[WHAT TO DO]:
Only the pictures are left out: repeat the rest of the entries exactly.

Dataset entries
>>
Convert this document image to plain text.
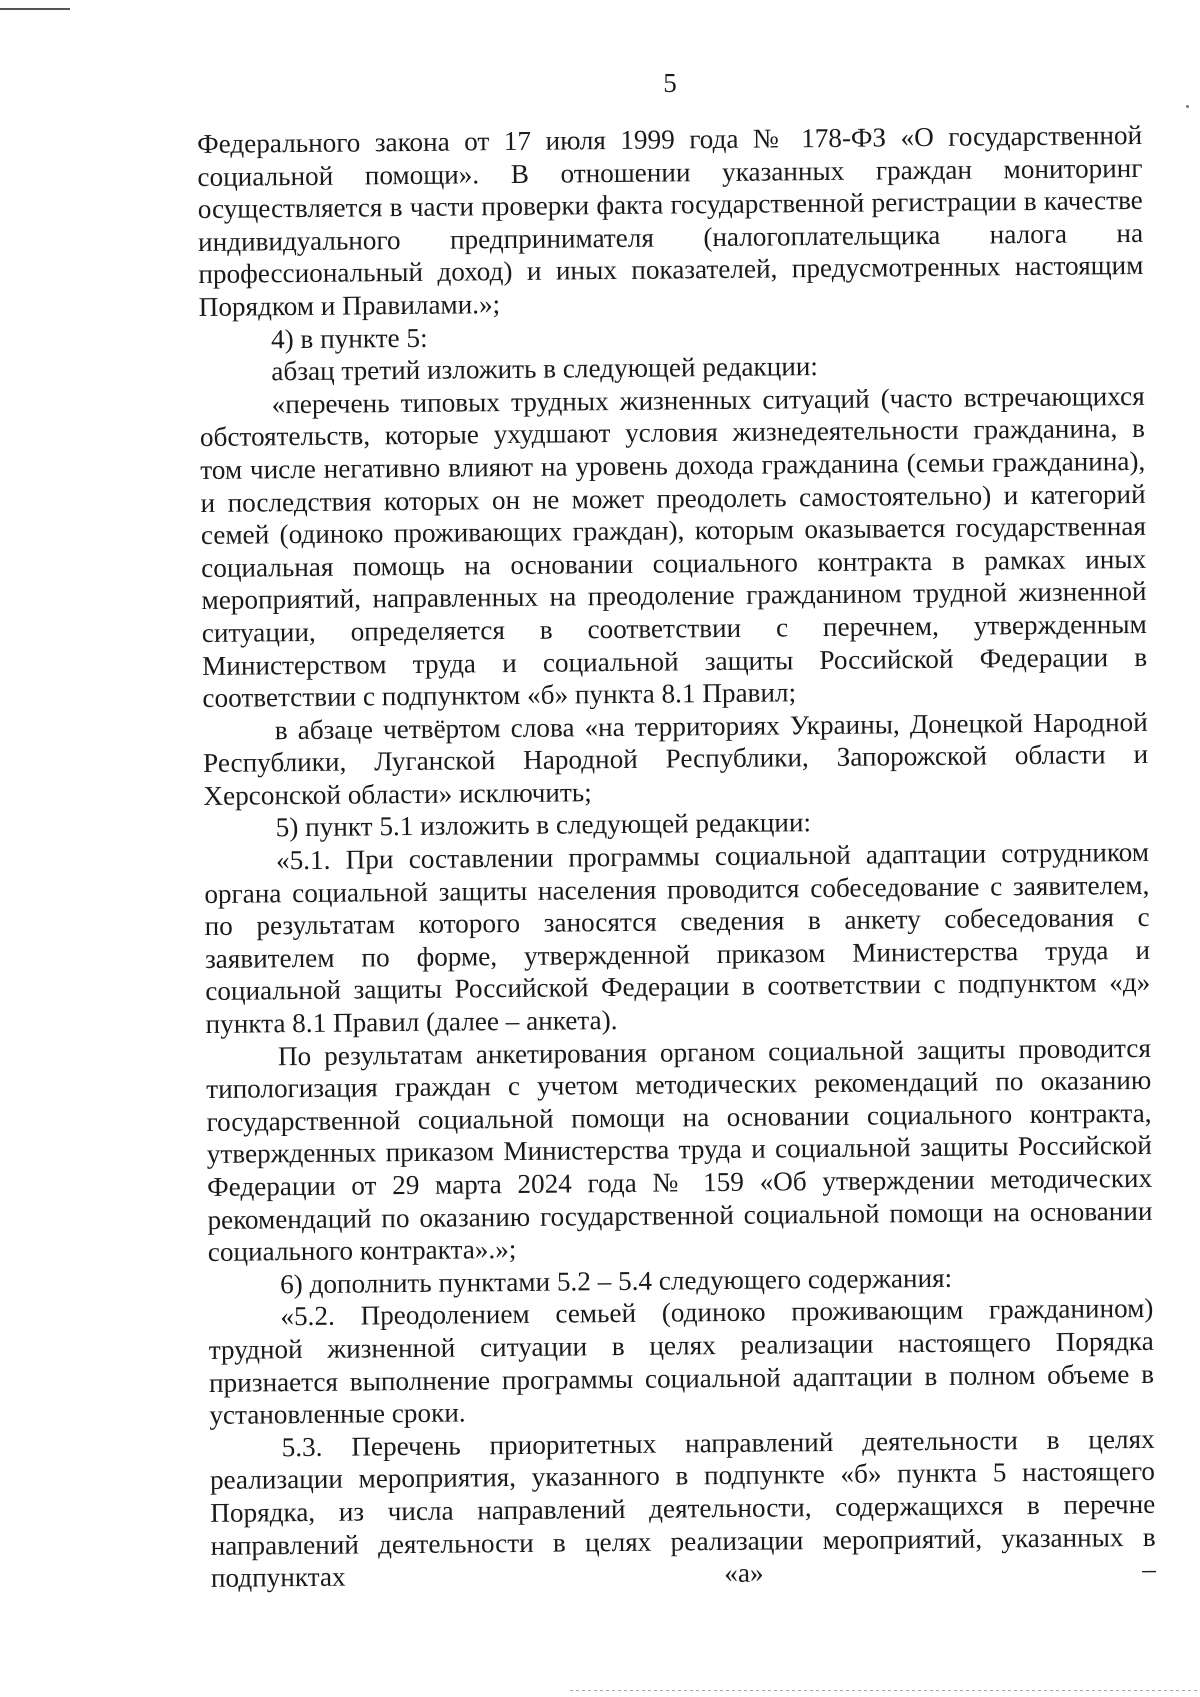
5

Федерального закона от 17 июля 1999 года № 178-ФЗ «О государственной социальной помощи». В отношении указанных граждан мониторинг осуществляется в части проверки факта государственной регистрации в качестве индивидуального предпринимателя (налогоплательщика налога на профессиональный доход) и иных показателей, предусмотренных настоящим Порядком и Правилами.»;

4) в пункте 5:

абзац третий изложить в следующей редакции:

«перечень типовых трудных жизненных ситуаций (часто встречающихся обстоятельств, которые ухудшают условия жизнедеятельности гражданина, в том числе негативно влияют на уровень дохода гражданина (семьи гражданина), и последствия которых он не может преодолеть самостоятельно) и категорий семей (одиноко проживающих граждан), которым оказывается государственная социальная помощь на основании социального контракта в рамках иных мероприятий, направленных на преодоление гражданином трудной жизненной ситуации, определяется в соответствии с перечнем, утвержденным Министерством труда и социальной защиты Российской Федерации в соответствии с подпунктом «б» пункта 8.1 Правил;

в абзаце четвёртом слова «на территориях Украины, Донецкой Народной Республики, Луганской Народной Республики, Запорожской области и Херсонской области» исключить;

5) пункт 5.1 изложить в следующей редакции:

«5.1. При составлении программы социальной адаптации сотрудником органа социальной защиты населения проводится собеседование с заявителем, по результатам которого заносятся сведения в анкету собеседования с заявителем по форме, утвержденной приказом Министерства труда и социальной защиты Российской Федерации в соответствии с подпунктом «д» пункта 8.1 Правил (далее – анкета).

По результатам анкетирования органом социальной защиты проводится типологизация граждан с учетом методических рекомендаций по оказанию государственной социальной помощи на основании социального контракта, утвержденных приказом Министерства труда и социальной защиты Российской Федерации от 29 марта 2024 года № 159 «Об утверждении методических рекомендаций по оказанию государственной социальной помощи на основании социального контракта».»;

6) дополнить пунктами 5.2 – 5.4 следующего содержания:

«5.2. Преодолением семьей (одиноко проживающим гражданином) трудной жизненной ситуации в целях реализации настоящего Порядка признается выполнение программы социальной адаптации в полном объеме в установленные сроки.

5.3. Перечень приоритетных направлений деятельности в целях реализации мероприятия, указанного в подпункте «б» пункта 5 настоящего Порядка, из числа направлений деятельности, содержащихся в перечне направлений деятельности в целях реализации мероприятий, указанных в подпунктах «а» –
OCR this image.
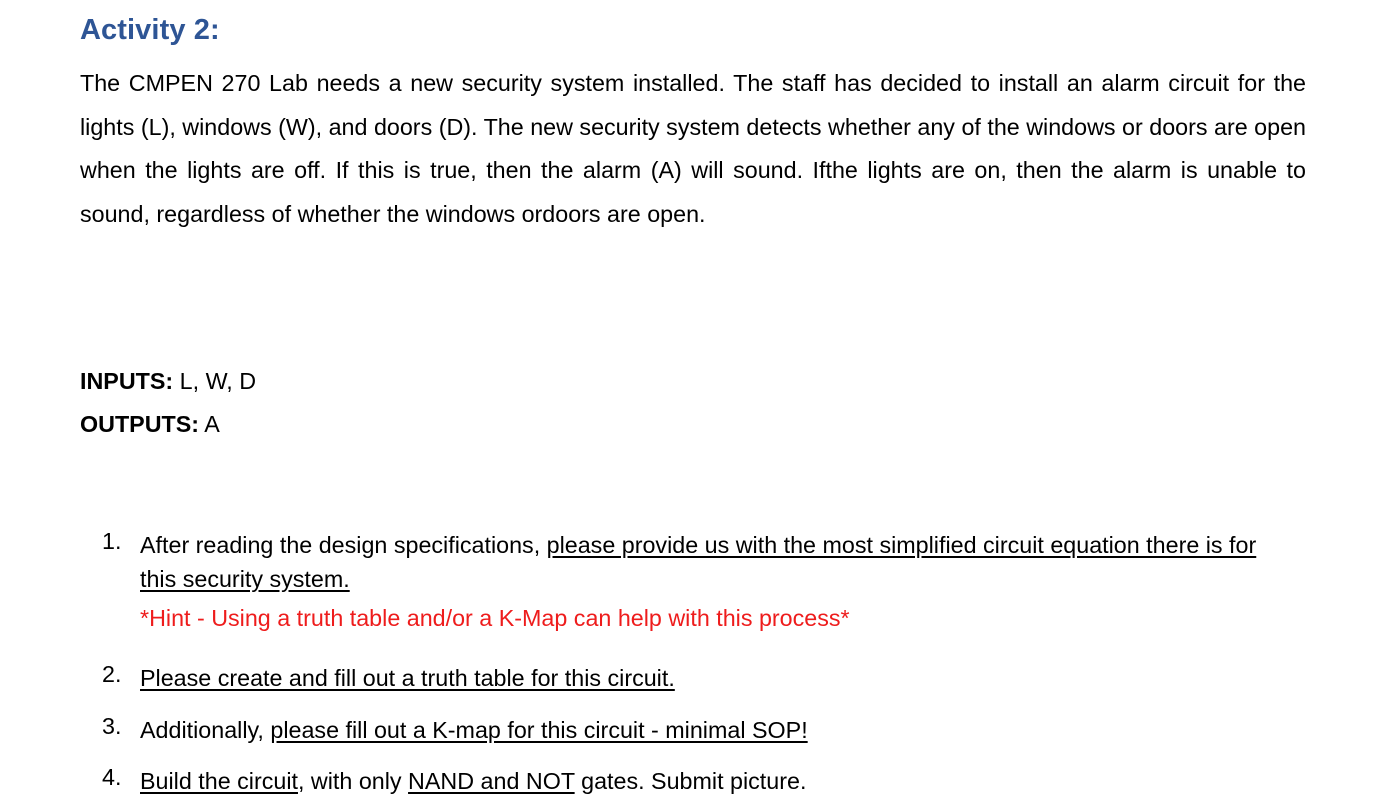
Activity 2:

The CMPEN 270 Lab needs a new security system installed. The staff has decided to install an alarm circuit for the lights (L), windows (W), and doors (D). The new security system detects whether any of the windows or doors are open when the lights are off. If this is true, then the alarm (A) will sound. Ifthe lights are on, then the alarm is unable to sound, regardless of whether the windows ordoors are open.

INPUTS: L, W, D

OUTPUTS: A

1. After reading the design specifications, please provide us with the most simplified circuit equation there is for this security system.

*Hint - Using a truth table and/or a K-Map can help with this process*

2. Please create and fill out a truth table for this circuit.
3. Additionally, please fill out a K-map for this circuit - minimal SOP!
4. Build the circuit, with only NAND and NOT gates. Submit picture.
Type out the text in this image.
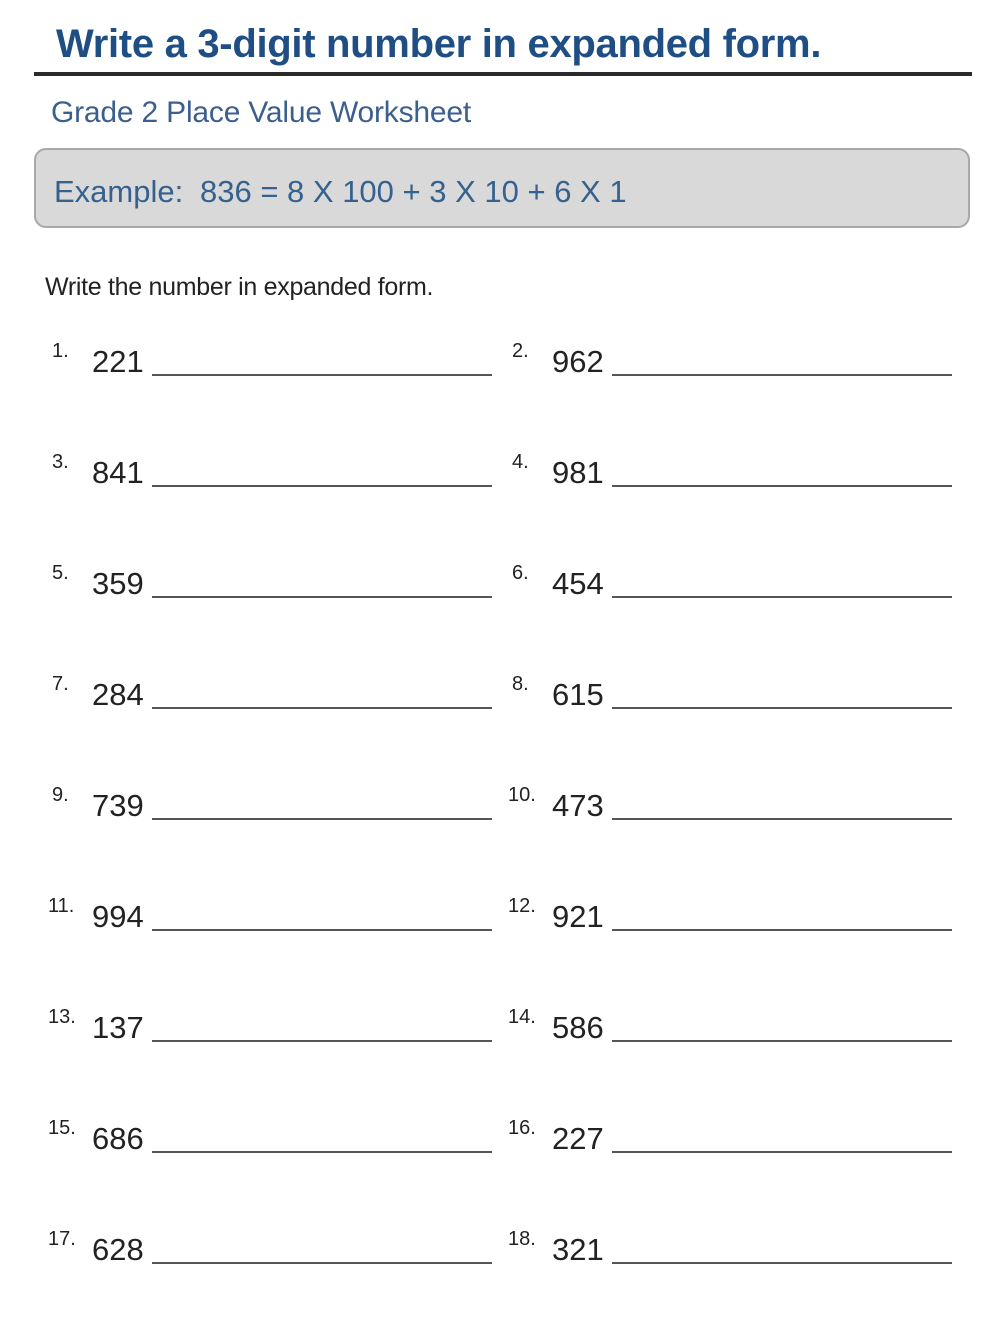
Write a 3-digit number in expanded form.
Grade 2 Place Value Worksheet
Example: 836 = 8 X 100 + 3 X 10 + 6 X 1
Write the number in expanded form.
1. 221	2. 962
3. 841	4. 981
5. 359	6. 454
7. 284	8. 615
9. 739	10. 473
11. 994	12. 921
13. 137	14. 586
15. 686	16. 227
17. 628	18. 321
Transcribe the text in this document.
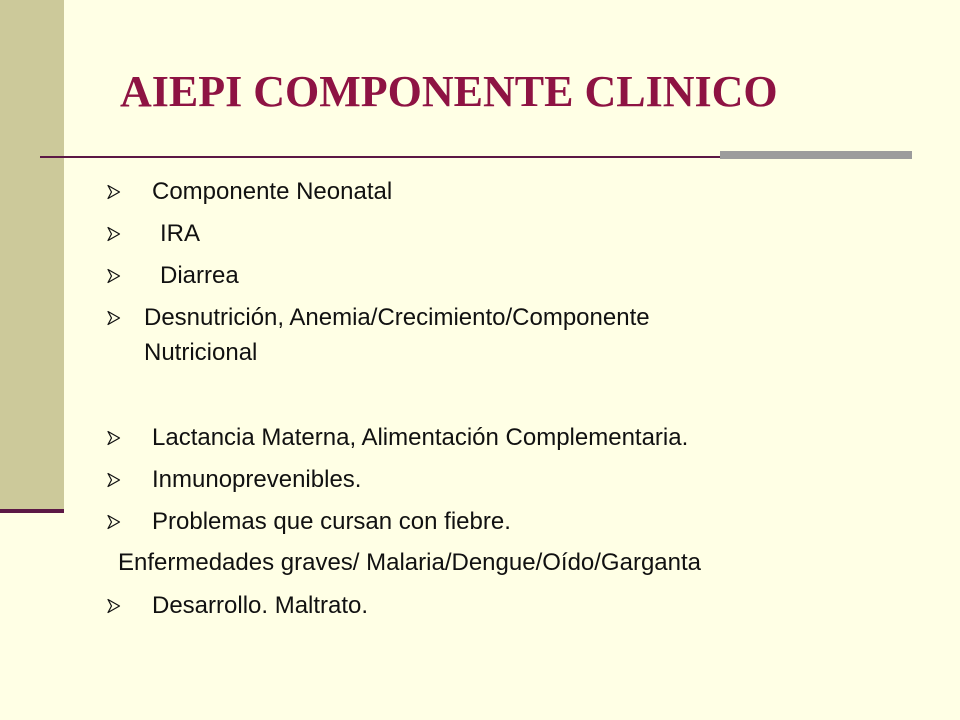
AIEPI COMPONENTE CLINICO
Componente Neonatal
IRA
Diarrea
Desnutrición, Anemia/Crecimiento/Componente
Nutricional
Lactancia Materna, Alimentación Complementaria.
Inmunoprevenibles.
Problemas que cursan con fiebre.
Enfermedades graves/ Malaria/Dengue/Oído/Garganta
Desarrollo. Maltrato.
<<
[ANSWER TO THE TASK]:
Convert this document image to plain text.
5

Федерального закона от 17 июля 1999 года № 178-ФЗ «О государственной социальной помощи». В отношении указанных граждан мониторинг осуществляется в части проверки факта государственной регистрации в качестве индивидуального предпринимателя (налогоплательщика налога на профессиональный доход) и иных показателей, предусмотренных настоящим Порядком и Правилами.»;

4) в пункте 5:

абзац третий изложить в следующей редакции:

«перечень типовых трудных жизненных ситуаций (часто встречающихся обстоятельств, которые ухудшают условия жизнедеятельности гражданина, в том числе негативно влияют на уровень дохода гражданина (семьи гражданина), и последствия которых он не может преодолеть самостоятельно) и категорий семей (одиноко проживающих граждан), которым оказывается государственная социальная помощь на основании социального контракта в рамках иных мероприятий, направленных на преодоление гражданином трудной жизненной ситуации, определяется в соответствии с перечнем, утвержденным Министерством труда и социальной защиты Российской Федерации в соответствии с подпунктом «б» пункта 8.1 Правил;

в абзаце четвёртом слова «на территориях Украины, Донецкой Народной Республики, Луганской Народной Республики, Запорожской области и Херсонской области» исключить;

5) пункт 5.1 изложить в следующей редакции:

«5.1. При составлении программы социальной адаптации сотрудником органа социальной защиты населения проводится собеседование с заявителем, по результатам которого заносятся сведения в анкету собеседования с заявителем по форме, утвержденной приказом Министерства труда и социальной защиты Российской Федерации в соответствии с подпунктом «д» пункта 8.1 Правил (далее – анкета).

По результатам анкетирования органом социальной защиты проводится типологизация граждан с учетом методических рекомендаций по оказанию государственной социальной помощи на основании социального контракта, утвержденных приказом Министерства труда и социальной защиты Российской Федерации от 29 марта 2024 года № 159 «Об утверждении методических рекомендаций по оказанию государственной социальной помощи на основании социального контракта».»;

6) дополнить пунктами 5.2 – 5.4 следующего содержания:

«5.2. Преодолением семьей (одиноко проживающим гражданином) трудной жизненной ситуации в целях реализации настоящего Порядка признается выполнение программы социальной адаптации в полном объеме в установленные сроки.

5.3. Перечень приоритетных направлений деятельности в целях реализации мероприятия, указанного в подпункте «б» пункта 5 настоящего Порядка, из числа направлений деятельности, содержащихся в перечне направлений деятельности в целях реализации мероприятий, указанных в подпунктах «а» –
OCR this image.
Activity 2:

The CMPEN 270 Lab needs a new security system installed. The staff has decided to install an alarm circuit for the lights (L), windows (W), and doors (D). The new security system detects whether any of the windows or doors are open when the lights are off. If this is true, then the alarm (A) will sound. Ifthe lights are on, then the alarm is unable to sound, regardless of whether the windows ordoors are open.

INPUTS: L, W, D

OUTPUTS: A

1. After reading the design specifications, please provide us with the most simplified circuit equation there is for this security system.

*Hint - Using a truth table and/or a K-Map can help with this process*

2. Please create and fill out a truth table for this circuit.
3. Additionally, please fill out a K-map for this circuit - minimal SOP!
4. Build the circuit, with only NAND and NOT gates. Submit picture.
Type out the text in this image.
Write a 3-digit number in expanded form.
Grade 2 Place Value Worksheet
Example: 836 = 8 X 100 + 3 X 10 + 6 X 1
Write the number in expanded form.
1. 221	2. 962
3. 841	4. 981
5. 359	6. 454
7. 284	8. 615
9. 739	10. 473
11. 994	12. 921
13. 137	14. 586
15. 686	16. 227
17. 628	18. 321
Transcribe the text in this document.
AIEPI COMPONENTE CLINICO
Componente Neonatal
IRA
Diarrea
Desnutrición, Anemia/Crecimiento/Componente
Nutricional
Lactancia Materna, Alimentación Complementaria.
Inmunoprevenibles.
Problemas que cursan con fiebre.
Enfermedades graves/ Malaria/Dengue/Oído/Garganta
Desarrollo. Maltrato.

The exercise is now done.